TASK:
Below is a listing. Gather each line of it that contains "title".

SUPPLIED RECORDS:

————————

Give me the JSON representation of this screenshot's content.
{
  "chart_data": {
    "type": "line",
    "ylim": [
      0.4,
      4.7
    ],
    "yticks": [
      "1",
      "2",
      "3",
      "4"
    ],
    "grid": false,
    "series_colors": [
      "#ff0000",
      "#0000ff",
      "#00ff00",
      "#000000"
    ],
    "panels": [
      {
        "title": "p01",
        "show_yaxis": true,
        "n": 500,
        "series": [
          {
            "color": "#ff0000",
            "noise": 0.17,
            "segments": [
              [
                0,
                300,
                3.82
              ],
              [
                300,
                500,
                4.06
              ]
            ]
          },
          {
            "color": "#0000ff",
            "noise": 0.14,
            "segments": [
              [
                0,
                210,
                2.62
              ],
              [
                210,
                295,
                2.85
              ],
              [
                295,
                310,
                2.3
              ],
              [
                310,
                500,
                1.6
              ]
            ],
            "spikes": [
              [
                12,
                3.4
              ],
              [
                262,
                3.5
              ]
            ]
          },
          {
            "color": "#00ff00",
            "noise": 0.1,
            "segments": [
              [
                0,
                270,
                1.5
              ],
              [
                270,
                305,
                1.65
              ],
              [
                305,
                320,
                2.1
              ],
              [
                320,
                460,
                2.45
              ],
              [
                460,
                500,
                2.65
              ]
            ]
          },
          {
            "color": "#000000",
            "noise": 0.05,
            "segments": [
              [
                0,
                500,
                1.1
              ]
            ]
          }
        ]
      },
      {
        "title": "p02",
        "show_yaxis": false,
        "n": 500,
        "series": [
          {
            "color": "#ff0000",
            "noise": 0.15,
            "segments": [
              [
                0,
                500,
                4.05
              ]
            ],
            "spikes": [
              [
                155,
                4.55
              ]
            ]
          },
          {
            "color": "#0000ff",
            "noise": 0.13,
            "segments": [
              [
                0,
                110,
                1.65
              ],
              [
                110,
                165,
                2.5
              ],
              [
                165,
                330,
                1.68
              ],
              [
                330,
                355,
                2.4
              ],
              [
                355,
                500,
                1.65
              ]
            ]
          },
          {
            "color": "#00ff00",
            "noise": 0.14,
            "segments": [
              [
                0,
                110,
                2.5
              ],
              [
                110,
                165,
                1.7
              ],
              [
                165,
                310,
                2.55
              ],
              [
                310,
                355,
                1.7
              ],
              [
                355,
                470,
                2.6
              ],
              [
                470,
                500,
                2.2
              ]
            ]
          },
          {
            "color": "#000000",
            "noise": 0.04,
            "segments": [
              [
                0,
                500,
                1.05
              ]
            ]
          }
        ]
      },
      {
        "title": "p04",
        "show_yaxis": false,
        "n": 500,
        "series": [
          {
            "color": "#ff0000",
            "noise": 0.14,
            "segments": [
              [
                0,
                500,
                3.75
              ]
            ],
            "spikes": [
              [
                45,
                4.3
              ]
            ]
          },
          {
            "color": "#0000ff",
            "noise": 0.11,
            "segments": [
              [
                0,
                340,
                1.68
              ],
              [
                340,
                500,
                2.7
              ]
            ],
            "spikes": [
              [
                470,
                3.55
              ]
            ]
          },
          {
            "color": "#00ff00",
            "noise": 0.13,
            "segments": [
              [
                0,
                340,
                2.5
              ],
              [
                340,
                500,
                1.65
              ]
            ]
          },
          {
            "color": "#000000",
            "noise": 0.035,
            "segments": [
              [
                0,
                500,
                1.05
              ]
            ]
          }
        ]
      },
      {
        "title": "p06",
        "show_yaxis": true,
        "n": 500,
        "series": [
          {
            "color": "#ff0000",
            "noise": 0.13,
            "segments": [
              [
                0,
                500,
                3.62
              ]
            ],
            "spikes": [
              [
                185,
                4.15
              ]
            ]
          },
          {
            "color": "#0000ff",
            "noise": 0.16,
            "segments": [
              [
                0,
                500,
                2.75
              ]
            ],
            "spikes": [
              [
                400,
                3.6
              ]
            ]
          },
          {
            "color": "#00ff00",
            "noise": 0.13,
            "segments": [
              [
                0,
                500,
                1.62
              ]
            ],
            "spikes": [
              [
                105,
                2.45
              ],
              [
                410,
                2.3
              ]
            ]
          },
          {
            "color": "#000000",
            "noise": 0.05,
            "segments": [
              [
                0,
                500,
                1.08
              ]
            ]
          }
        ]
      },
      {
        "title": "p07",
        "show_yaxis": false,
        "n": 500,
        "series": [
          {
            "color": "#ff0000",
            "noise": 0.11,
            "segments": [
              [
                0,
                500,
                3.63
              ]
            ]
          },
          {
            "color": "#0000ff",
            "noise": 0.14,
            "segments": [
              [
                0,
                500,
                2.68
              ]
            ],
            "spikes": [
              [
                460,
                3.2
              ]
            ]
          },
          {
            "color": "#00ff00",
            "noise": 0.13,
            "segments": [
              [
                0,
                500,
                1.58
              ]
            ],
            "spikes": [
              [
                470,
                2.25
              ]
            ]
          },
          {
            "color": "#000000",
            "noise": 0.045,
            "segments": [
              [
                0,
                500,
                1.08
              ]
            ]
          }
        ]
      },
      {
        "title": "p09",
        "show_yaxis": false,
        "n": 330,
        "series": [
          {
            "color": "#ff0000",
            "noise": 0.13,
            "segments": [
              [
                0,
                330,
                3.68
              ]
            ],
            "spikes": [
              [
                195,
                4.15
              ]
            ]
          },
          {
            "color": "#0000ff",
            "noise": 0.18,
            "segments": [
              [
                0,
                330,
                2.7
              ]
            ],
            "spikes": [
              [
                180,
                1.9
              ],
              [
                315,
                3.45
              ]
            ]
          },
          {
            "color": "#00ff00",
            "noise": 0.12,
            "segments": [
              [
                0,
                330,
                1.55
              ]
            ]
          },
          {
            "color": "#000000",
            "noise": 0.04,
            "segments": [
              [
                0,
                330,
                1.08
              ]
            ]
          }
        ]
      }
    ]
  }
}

————————

SOLUTION BELOW:
        "title": "p01",
        "title": "p02",
        "title": "p04",
        "title": "p06",
        "title": "p07",
        "title": "p09",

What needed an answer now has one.